Rows from a figure dataset:
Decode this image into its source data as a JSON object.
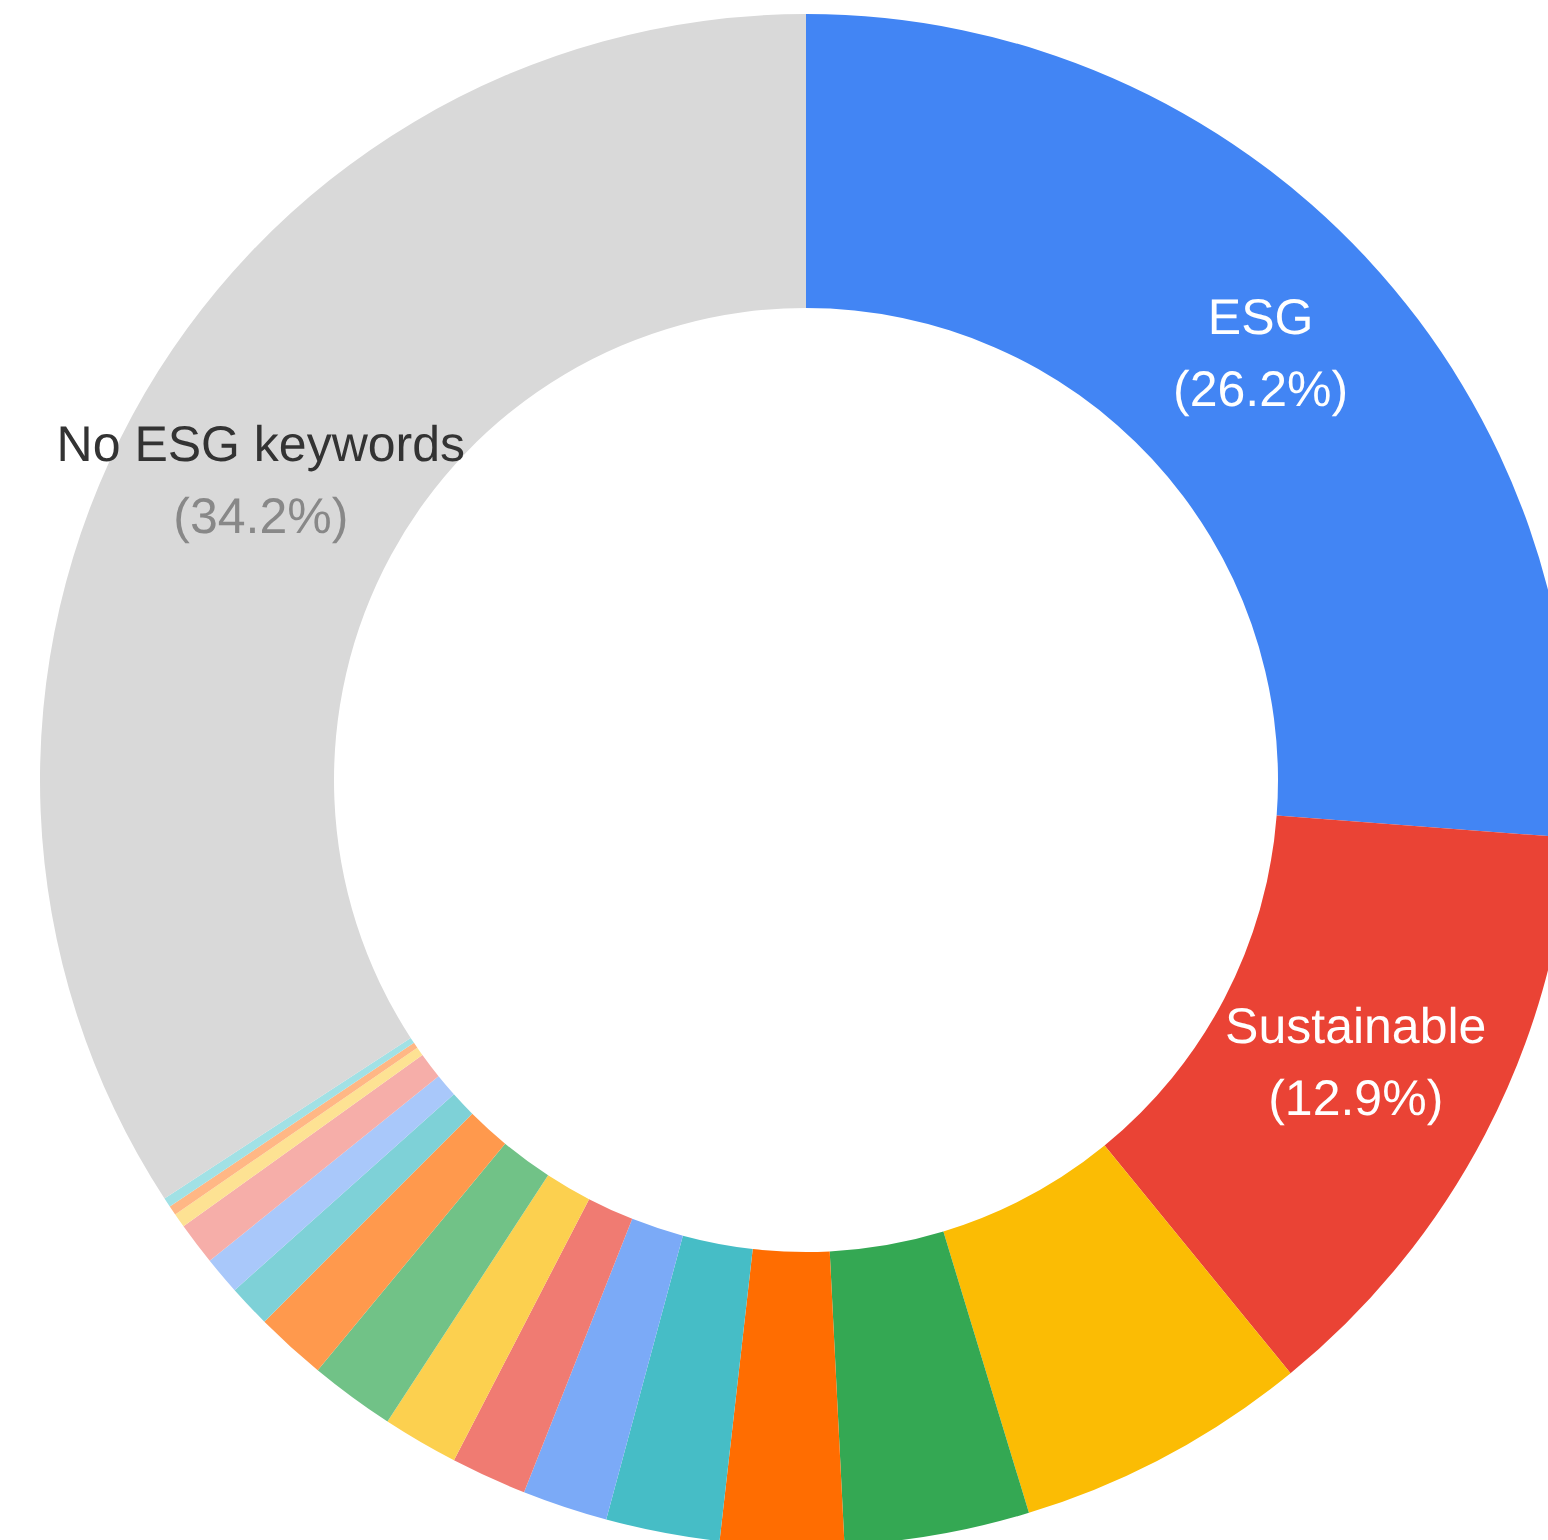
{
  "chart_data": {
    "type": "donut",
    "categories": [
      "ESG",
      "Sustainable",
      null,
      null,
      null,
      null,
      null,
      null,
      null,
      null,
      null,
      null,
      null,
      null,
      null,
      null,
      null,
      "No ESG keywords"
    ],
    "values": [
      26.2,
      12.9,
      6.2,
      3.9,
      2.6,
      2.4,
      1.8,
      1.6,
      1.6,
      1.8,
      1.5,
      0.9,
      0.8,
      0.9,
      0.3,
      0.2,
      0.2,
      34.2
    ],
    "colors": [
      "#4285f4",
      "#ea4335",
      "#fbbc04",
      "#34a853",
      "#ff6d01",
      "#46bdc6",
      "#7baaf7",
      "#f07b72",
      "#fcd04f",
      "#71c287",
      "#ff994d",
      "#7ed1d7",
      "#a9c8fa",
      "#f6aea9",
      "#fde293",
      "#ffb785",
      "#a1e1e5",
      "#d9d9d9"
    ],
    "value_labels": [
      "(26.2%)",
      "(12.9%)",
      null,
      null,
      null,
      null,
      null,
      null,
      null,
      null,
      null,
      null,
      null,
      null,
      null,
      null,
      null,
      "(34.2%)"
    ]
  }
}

### Aim of the task
Set down the material above as is, without any pictures.

### Exercise response
Decode this image into its source data as a JSON object.
{
  "chart_data": {
    "type": "donut",
    "categories": [
      "ESG",
      "Sustainable",
      null,
      null,
      null,
      null,
      null,
      null,
      null,
      null,
      null,
      null,
      null,
      null,
      null,
      null,
      null,
      "No ESG keywords"
    ],
    "values": [
      26.2,
      12.9,
      6.2,
      3.9,
      2.6,
      2.4,
      1.8,
      1.6,
      1.6,
      1.8,
      1.5,
      0.9,
      0.8,
      0.9,
      0.3,
      0.2,
      0.2,
      34.2
    ],
    "colors": [
      "#4285f4",
      "#ea4335",
      "#fbbc04",
      "#34a853",
      "#ff6d01",
      "#46bdc6",
      "#7baaf7",
      "#f07b72",
      "#fcd04f",
      "#71c287",
      "#ff994d",
      "#7ed1d7",
      "#a9c8fa",
      "#f6aea9",
      "#fde293",
      "#ffb785",
      "#a1e1e5",
      "#d9d9d9"
    ],
    "value_labels": [
      "(26.2%)",
      "(12.9%)",
      null,
      null,
      null,
      null,
      null,
      null,
      null,
      null,
      null,
      null,
      null,
      null,
      null,
      null,
      null,
      "(34.2%)"
    ]
  }
}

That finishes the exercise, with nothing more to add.